Data records:
----
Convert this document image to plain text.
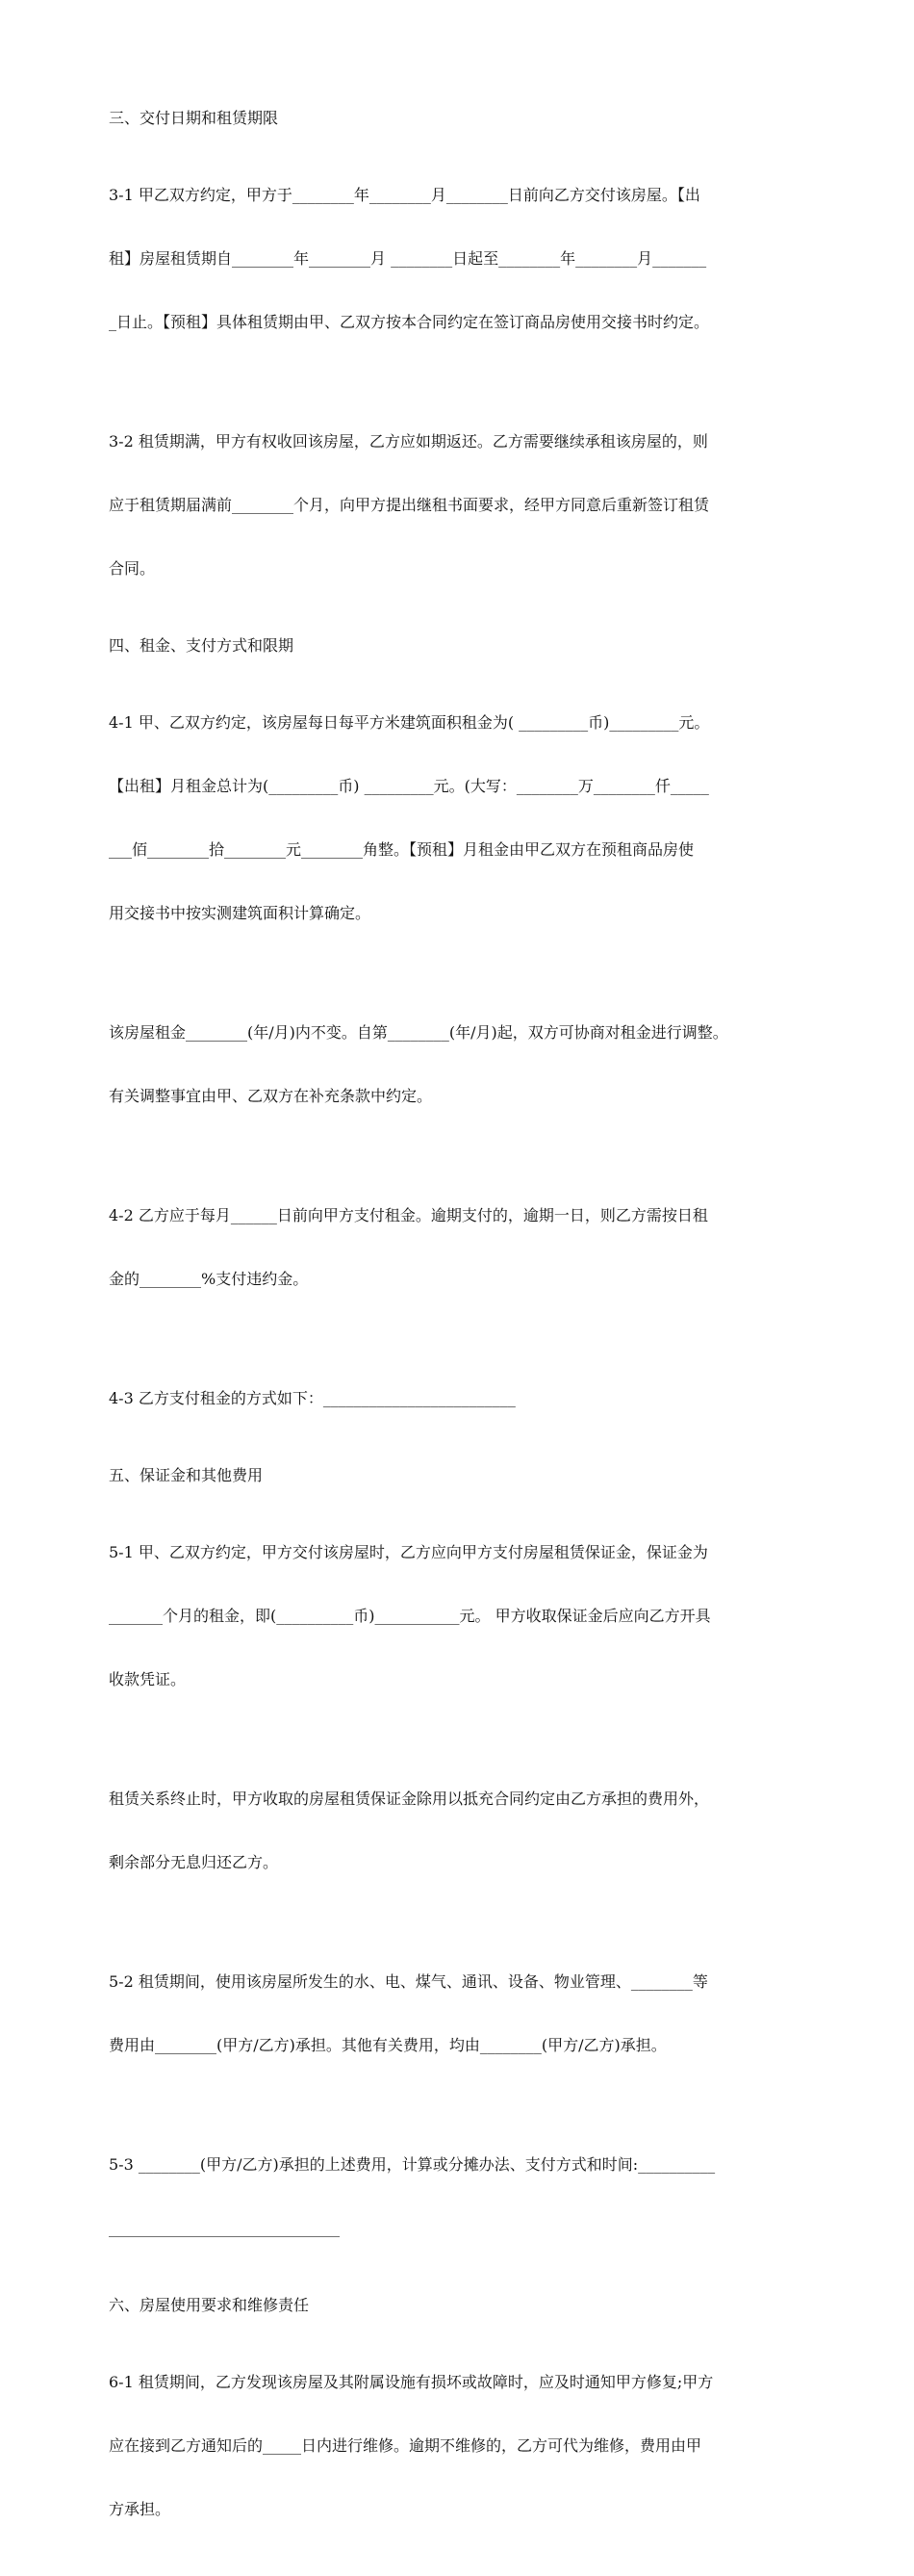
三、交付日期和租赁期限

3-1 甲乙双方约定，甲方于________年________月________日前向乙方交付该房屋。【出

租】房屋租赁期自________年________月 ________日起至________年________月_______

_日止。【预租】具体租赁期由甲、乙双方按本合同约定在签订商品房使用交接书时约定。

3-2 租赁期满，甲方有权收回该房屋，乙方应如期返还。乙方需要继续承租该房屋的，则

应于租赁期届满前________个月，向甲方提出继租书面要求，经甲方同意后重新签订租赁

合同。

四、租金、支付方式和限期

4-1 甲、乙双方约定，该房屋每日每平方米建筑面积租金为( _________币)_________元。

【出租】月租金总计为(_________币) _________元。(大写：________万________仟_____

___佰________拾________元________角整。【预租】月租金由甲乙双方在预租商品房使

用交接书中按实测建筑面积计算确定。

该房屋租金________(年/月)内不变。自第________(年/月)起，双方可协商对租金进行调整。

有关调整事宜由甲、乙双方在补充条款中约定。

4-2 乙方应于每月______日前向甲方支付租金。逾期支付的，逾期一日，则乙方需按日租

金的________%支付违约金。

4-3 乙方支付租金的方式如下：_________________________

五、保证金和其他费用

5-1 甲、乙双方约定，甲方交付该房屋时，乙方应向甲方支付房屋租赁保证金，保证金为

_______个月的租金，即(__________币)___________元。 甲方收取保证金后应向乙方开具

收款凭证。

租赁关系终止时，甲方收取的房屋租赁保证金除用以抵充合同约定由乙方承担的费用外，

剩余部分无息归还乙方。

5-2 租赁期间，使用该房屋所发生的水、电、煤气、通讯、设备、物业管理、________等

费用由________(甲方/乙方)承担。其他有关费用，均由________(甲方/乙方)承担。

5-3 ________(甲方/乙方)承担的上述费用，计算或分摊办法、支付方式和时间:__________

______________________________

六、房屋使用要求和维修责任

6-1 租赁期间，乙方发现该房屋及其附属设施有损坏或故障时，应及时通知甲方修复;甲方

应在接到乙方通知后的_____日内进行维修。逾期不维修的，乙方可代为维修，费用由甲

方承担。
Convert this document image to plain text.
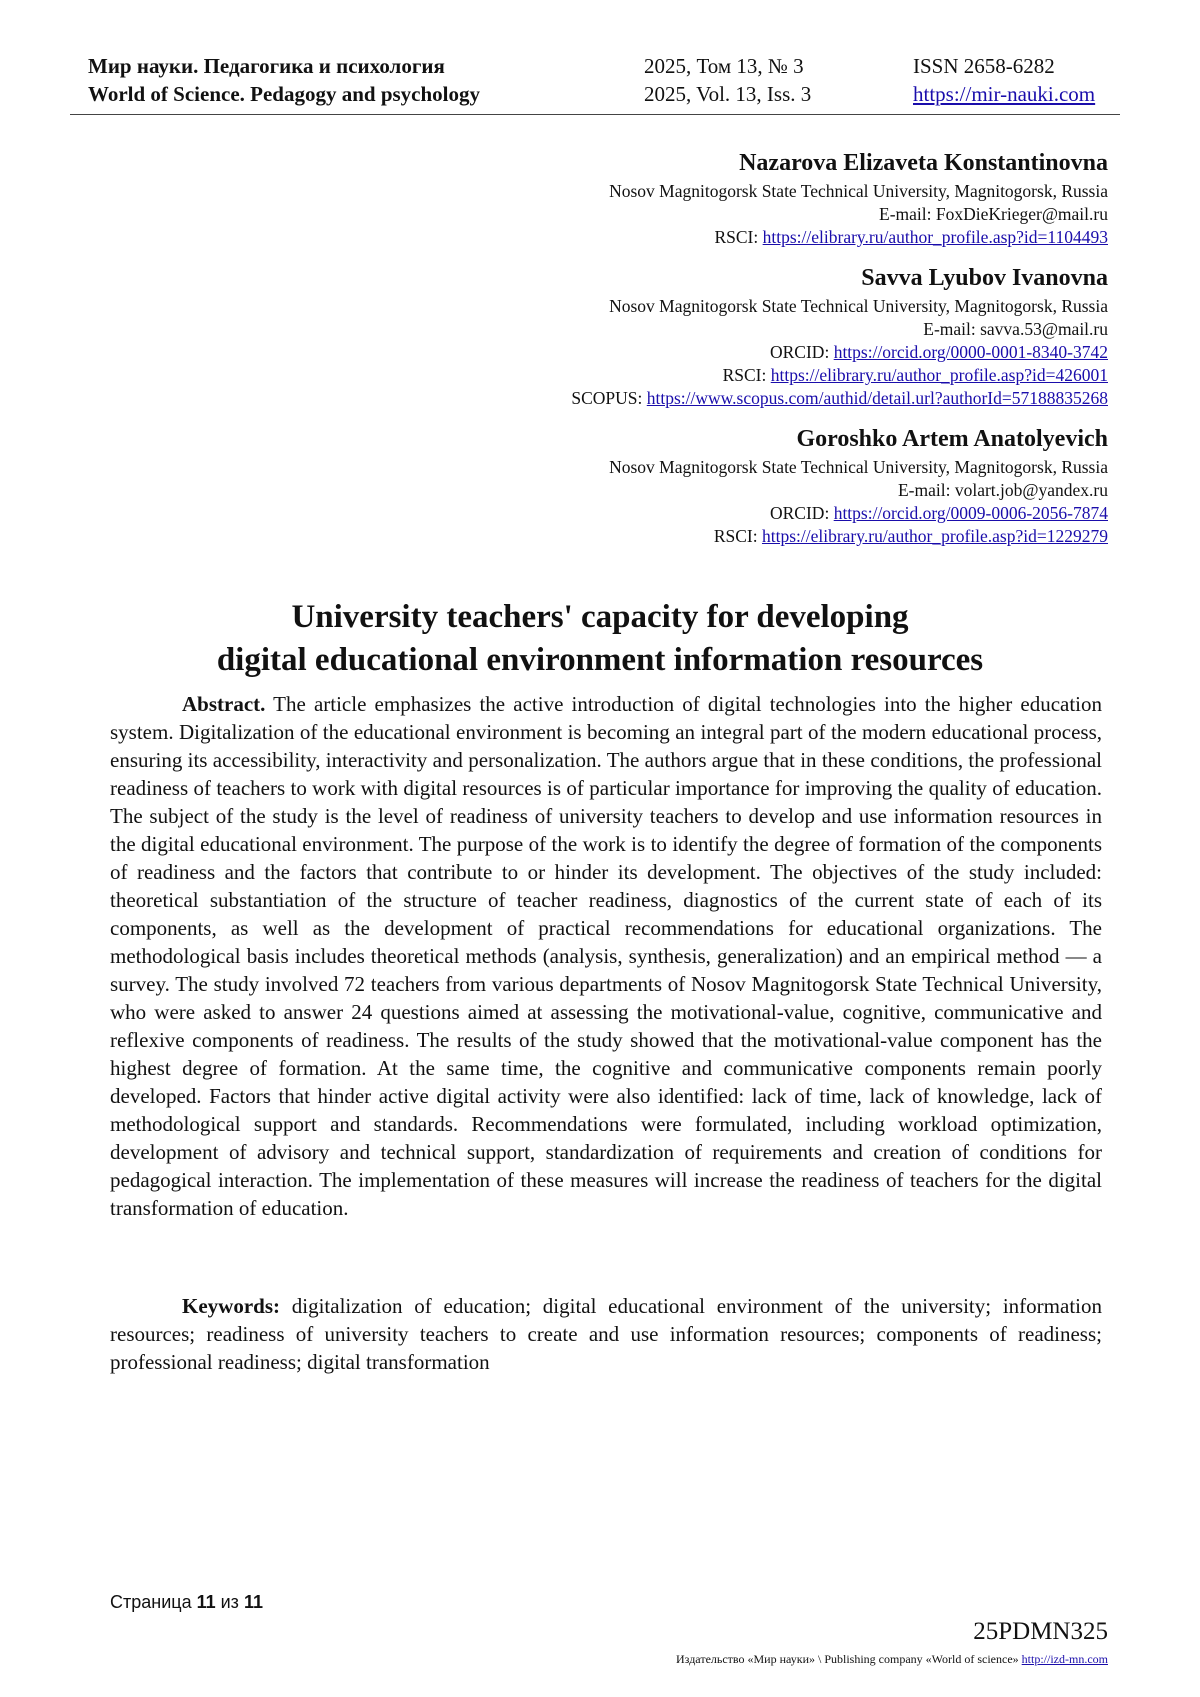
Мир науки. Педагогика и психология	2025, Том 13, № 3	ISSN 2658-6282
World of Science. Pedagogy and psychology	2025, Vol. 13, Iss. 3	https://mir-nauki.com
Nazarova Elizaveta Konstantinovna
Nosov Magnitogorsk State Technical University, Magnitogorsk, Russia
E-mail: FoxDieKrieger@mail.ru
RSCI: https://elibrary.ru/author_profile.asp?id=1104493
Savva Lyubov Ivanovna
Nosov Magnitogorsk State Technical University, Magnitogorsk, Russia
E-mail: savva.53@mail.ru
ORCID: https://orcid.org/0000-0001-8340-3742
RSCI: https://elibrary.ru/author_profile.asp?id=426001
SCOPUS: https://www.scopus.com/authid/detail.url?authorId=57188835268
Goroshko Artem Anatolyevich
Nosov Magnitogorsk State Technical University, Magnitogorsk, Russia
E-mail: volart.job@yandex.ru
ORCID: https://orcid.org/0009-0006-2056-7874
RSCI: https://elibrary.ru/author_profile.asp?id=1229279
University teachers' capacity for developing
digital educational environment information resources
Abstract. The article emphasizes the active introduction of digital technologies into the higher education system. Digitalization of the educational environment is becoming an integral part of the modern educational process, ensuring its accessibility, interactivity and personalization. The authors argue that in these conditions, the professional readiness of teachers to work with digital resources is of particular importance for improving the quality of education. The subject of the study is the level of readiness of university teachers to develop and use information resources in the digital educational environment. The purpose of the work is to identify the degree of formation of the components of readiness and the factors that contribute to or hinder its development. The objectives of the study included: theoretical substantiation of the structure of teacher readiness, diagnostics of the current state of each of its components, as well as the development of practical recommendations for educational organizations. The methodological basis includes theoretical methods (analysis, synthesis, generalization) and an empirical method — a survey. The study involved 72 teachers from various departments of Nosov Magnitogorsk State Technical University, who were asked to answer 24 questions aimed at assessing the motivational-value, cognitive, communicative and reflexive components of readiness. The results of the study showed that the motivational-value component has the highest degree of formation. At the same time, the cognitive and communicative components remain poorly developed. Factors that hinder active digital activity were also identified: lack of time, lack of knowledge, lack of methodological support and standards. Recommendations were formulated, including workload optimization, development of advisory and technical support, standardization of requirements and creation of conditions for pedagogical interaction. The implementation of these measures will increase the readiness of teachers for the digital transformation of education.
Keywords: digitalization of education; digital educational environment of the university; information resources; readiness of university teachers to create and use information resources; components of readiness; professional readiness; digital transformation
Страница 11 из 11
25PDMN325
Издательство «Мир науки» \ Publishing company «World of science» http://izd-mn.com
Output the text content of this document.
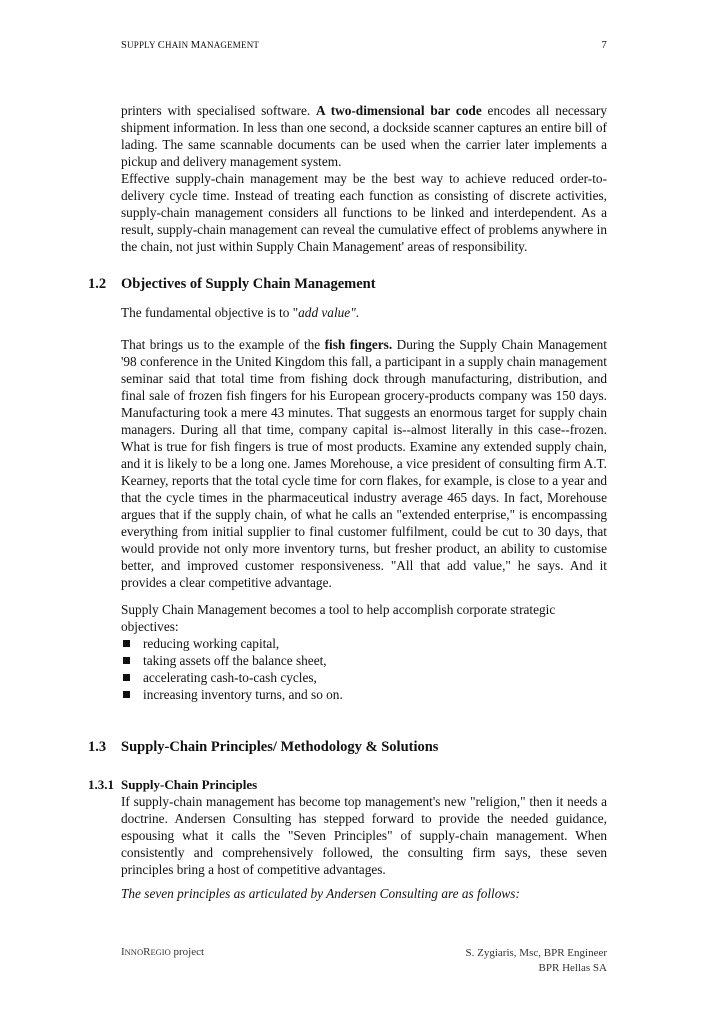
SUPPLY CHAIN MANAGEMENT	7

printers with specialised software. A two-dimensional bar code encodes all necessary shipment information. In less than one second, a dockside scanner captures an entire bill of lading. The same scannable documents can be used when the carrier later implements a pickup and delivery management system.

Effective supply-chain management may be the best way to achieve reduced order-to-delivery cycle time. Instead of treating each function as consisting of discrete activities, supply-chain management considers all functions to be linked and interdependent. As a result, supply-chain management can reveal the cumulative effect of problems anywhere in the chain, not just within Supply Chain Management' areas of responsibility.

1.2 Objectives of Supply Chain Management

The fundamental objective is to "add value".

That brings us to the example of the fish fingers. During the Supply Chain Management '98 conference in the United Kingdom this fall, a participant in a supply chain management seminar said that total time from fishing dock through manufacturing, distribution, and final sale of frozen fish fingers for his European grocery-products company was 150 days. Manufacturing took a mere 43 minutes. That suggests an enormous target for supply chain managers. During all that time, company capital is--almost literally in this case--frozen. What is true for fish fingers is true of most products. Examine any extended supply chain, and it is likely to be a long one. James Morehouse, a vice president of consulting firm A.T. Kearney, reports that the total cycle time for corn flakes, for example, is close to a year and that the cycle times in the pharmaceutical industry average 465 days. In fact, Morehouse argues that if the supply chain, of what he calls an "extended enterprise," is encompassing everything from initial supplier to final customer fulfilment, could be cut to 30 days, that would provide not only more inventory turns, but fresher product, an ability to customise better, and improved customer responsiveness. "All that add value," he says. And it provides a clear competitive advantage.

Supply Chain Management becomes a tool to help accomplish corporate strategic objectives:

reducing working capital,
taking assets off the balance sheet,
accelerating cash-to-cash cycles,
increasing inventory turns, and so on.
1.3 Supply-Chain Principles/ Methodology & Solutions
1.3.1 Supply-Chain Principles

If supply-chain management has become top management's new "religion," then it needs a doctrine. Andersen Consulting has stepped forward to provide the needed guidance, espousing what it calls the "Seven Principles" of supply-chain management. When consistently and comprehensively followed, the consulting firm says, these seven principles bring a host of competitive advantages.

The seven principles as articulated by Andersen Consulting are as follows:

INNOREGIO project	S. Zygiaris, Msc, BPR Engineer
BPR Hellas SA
----
Pull out each line of the entries that contains "mail".

E-mail: FoxDieKrieger@mail.ru
E-mail: savva.53@mail.ru
E-mail: volart.job@yandex.ru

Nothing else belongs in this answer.